Output every entry exactly, from the first line to the last.

**** Data

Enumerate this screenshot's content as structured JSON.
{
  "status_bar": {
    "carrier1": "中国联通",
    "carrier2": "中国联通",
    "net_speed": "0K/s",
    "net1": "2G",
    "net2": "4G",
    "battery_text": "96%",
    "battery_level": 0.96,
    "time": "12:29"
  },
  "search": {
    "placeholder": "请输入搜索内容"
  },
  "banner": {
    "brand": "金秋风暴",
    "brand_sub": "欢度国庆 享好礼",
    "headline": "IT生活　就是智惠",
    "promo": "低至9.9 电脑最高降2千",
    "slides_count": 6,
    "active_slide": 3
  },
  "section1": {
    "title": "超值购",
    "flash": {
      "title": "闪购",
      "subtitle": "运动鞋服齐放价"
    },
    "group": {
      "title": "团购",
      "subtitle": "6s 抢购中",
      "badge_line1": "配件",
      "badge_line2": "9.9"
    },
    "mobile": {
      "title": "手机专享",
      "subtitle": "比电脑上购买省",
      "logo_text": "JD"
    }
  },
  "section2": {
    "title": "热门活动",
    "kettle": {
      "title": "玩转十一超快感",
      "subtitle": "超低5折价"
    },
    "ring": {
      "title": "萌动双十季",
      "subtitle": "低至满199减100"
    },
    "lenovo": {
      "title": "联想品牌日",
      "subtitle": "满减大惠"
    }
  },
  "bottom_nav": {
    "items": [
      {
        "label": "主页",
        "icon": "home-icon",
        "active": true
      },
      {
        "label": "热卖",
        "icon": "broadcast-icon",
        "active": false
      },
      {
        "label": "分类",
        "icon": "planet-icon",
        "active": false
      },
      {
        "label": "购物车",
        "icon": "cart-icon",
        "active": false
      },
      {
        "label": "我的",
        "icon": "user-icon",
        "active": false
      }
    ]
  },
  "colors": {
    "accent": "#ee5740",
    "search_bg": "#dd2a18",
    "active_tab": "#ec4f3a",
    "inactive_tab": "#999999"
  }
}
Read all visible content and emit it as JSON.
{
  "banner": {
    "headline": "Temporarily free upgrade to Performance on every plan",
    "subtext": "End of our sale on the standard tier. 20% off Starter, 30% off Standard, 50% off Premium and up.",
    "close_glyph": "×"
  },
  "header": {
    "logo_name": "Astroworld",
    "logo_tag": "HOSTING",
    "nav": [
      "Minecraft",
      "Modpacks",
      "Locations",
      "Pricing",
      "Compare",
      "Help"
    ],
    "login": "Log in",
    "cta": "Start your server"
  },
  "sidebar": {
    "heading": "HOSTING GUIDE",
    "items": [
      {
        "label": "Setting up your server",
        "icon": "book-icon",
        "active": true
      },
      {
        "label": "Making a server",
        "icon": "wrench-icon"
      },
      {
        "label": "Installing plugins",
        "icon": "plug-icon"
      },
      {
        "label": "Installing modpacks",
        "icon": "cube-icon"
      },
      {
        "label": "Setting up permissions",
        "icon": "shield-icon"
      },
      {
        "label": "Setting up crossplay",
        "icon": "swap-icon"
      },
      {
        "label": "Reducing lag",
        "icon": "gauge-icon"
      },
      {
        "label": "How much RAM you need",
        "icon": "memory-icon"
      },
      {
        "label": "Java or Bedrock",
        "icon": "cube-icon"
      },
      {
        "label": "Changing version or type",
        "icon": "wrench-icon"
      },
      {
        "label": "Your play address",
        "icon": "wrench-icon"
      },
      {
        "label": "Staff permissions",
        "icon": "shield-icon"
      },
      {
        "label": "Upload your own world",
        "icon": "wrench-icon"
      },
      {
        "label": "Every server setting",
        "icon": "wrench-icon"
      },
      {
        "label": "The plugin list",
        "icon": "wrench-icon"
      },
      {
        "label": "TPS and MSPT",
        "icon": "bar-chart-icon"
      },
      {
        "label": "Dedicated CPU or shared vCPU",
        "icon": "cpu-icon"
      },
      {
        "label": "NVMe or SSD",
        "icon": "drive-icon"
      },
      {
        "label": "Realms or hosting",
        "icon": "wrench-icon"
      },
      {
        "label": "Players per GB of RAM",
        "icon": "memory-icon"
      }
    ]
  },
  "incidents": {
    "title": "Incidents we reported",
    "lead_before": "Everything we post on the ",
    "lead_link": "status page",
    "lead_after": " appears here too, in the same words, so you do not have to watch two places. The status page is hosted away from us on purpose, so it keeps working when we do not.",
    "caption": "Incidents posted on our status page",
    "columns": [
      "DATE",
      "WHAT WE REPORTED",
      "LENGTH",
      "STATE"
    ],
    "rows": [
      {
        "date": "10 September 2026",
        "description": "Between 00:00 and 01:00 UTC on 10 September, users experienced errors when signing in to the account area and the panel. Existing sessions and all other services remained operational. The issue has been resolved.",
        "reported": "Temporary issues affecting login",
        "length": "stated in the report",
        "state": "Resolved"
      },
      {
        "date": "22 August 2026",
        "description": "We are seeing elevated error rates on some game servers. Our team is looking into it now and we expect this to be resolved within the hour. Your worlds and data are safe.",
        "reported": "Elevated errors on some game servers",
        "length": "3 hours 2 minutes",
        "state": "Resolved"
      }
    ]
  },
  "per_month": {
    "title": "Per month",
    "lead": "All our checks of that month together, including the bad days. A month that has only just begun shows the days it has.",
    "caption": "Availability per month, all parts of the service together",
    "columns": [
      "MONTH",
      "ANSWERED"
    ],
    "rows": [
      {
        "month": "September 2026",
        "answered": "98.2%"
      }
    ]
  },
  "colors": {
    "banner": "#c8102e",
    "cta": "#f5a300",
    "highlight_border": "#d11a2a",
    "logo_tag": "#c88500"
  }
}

********

◆ Task output
Enumerate this screenshot's content as structured JSON.
{
  "status_bar": {
    "carrier1": "中国联通",
    "carrier2": "中国联通",
    "net_speed": "0K/s",
    "net1": "2G",
    "net2": "4G",
    "battery_text": "96%",
    "battery_level": 0.96,
    "time": "12:29"
  },
  "search": {
    "placeholder": "请输入搜索内容"
  },
  "banner": {
    "brand": "金秋风暴",
    "brand_sub": "欢度国庆 享好礼",
    "headline": "IT生活　就是智惠",
    "promo": "低至9.9 电脑最高降2千",
    "slides_count": 6,
    "active_slide": 3
  },
  "section1": {
    "title": "超值购",
    "flash": {
      "title": "闪购",
      "subtitle": "运动鞋服齐放价"
    },
    "group": {
      "title": "团购",
      "subtitle": "6s 抢购中",
      "badge_line1": "配件",
      "badge_line2": "9.9"
    },
    "mobile": {
      "title": "手机专享",
      "subtitle": "比电脑上购买省",
      "logo_text": "JD"
    }
  },
  "section2": {
    "title": "热门活动",
    "kettle": {
      "title": "玩转十一超快感",
      "subtitle": "超低5折价"
    },
    "ring": {
      "title": "萌动双十季",
      "subtitle": "低至满199减100"
    },
    "lenovo": {
      "title": "联想品牌日",
      "subtitle": "满减大惠"
    }
  },
  "bottom_nav": {
    "items": [
      {
        "label": "主页",
        "icon": "home-icon",
        "active": true
      },
      {
        "label": "热卖",
        "icon": "broadcast-icon",
        "active": false
      },
      {
        "label": "分类",
        "icon": "planet-icon",
        "active": false
      },
      {
        "label": "购物车",
        "icon": "cart-icon",
        "active": false
      },
      {
        "label": "我的",
        "icon": "user-icon",
        "active": false
      }
    ]
  },
  "colors": {
    "accent": "#ee5740",
    "search_bg": "#dd2a18",
    "active_tab": "#ec4f3a",
    "inactive_tab": "#999999"
  }
}
Read all visible content and emit it as JSON.
{
  "banner": {
    "headline": "Temporarily free upgrade to Performance on every plan",
    "subtext": "End of our sale on the standard tier. 20% off Starter, 30% off Standard, 50% off Premium and up.",
    "close_glyph": "×"
  },
  "header": {
    "logo_name": "Astroworld",
    "logo_tag": "HOSTING",
    "nav": [
      "Minecraft",
      "Modpacks",
      "Locations",
      "Pricing",
      "Compare",
      "Help"
    ],
    "login": "Log in",
    "cta": "Start your server"
  },
  "sidebar": {
    "heading": "HOSTING GUIDE",
    "items": [
      {
        "label": "Setting up your server",
        "icon": "book-icon",
        "active": true
      },
      {
        "label": "Making a server",
        "icon": "wrench-icon"
      },
      {
        "label": "Installing plugins",
        "icon": "plug-icon"
      },
      {
        "label": "Installing modpacks",
        "icon": "cube-icon"
      },
      {
        "label": "Setting up permissions",
        "icon": "shield-icon"
      },
      {
        "label": "Setting up crossplay",
        "icon": "swap-icon"
      },
      {
        "label": "Reducing lag",
        "icon": "gauge-icon"
      },
      {
        "label": "How much RAM you need",
        "icon": "memory-icon"
      },
      {
        "label": "Java or Bedrock",
        "icon": "cube-icon"
      },
      {
        "label": "Changing version or type",
        "icon": "wrench-icon"
      },
      {
        "label": "Your play address",
        "icon": "wrench-icon"
      },
      {
        "label": "Staff permissions",
        "icon": "shield-icon"
      },
      {
        "label": "Upload your own world",
        "icon": "wrench-icon"
      },
      {
        "label": "Every server setting",
        "icon": "wrench-icon"
      },
      {
        "label": "The plugin list",
        "icon": "wrench-icon"
      },
      {
        "label": "TPS and MSPT",
        "icon": "bar-chart-icon"
      },
      {
        "label": "Dedicated CPU or shared vCPU",
        "icon": "cpu-icon"
      },
      {
        "label": "NVMe or SSD",
        "icon": "drive-icon"
      },
      {
        "label": "Realms or hosting",
        "icon": "wrench-icon"
      },
      {
        "label": "Players per GB of RAM",
        "icon": "memory-icon"
      }
    ]
  },
  "incidents": {
    "title": "Incidents we reported",
    "lead_before": "Everything we post on the ",
    "lead_link": "status page",
    "lead_after": " appears here too, in the same words, so you do not have to watch two places. The status page is hosted away from us on purpose, so it keeps working when we do not.",
    "caption": "Incidents posted on our status page",
    "columns": [
      "DATE",
      "WHAT WE REPORTED",
      "LENGTH",
      "STATE"
    ],
    "rows": [
      {
        "date": "10 September 2026",
        "description": "Between 00:00 and 01:00 UTC on 10 September, users experienced errors when signing in to the account area and the panel. Existing sessions and all other services remained operational. The issue has been resolved.",
        "reported": "Temporary issues affecting login",
        "length": "stated in the report",
        "state": "Resolved"
      },
      {
        "date": "22 August 2026",
        "description": "We are seeing elevated error rates on some game servers. Our team is looking into it now and we expect this to be resolved within the hour. Your worlds and data are safe.",
        "reported": "Elevated errors on some game servers",
        "length": "3 hours 2 minutes",
        "state": "Resolved"
      }
    ]
  },
  "per_month": {
    "title": "Per month",
    "lead": "All our checks of that month together, including the bad days. A month that has only just begun shows the days it has.",
    "caption": "Availability per month, all parts of the service together",
    "columns": [
      "MONTH",
      "ANSWERED"
    ],
    "rows": [
      {
        "month": "September 2026",
        "answered": "98.2%"
      }
    ]
  },
  "colors": {
    "banner": "#c8102e",
    "cta": "#f5a300",
    "highlight_border": "#d11a2a",
    "logo_tag": "#c88500"
  }
}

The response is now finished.